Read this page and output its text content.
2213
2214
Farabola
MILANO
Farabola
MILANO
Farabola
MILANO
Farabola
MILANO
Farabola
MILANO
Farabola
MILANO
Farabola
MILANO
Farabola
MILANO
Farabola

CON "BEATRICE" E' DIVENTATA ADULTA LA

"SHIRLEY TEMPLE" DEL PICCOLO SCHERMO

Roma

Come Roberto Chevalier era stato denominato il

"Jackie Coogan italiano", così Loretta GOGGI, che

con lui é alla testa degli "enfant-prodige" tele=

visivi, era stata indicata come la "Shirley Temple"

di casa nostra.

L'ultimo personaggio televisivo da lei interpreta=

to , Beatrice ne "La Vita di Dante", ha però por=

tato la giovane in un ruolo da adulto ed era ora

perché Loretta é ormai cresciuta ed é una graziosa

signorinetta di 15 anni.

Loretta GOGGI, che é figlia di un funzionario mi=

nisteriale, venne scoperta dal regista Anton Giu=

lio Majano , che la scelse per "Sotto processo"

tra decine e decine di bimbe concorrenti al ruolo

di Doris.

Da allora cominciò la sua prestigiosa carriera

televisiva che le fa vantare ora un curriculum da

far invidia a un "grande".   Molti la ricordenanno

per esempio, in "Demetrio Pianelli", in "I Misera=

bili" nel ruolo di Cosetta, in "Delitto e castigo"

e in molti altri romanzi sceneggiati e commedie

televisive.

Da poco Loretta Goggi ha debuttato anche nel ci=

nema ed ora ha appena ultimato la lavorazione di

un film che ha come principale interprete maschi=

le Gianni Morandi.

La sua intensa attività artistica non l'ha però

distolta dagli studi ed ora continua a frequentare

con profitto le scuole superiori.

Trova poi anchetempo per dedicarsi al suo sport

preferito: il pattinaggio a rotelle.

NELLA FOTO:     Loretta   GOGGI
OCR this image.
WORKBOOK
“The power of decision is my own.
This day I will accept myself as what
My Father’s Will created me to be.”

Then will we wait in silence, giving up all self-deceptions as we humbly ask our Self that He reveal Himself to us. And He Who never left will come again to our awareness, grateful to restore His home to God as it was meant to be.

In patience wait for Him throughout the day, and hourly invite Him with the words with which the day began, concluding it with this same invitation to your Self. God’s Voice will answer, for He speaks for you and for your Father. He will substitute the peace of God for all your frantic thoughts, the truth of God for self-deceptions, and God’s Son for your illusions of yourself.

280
#####
Exercise goal: Scan the data above; copy every line where "ruolo" appears.

Exercise solution:
tato la giovane in un ruolo da adulto ed era ora
tra decine e decine di bimbe concorrenti al ruolo
bili" nel ruolo di Cosetta, in "Delitto e castigo"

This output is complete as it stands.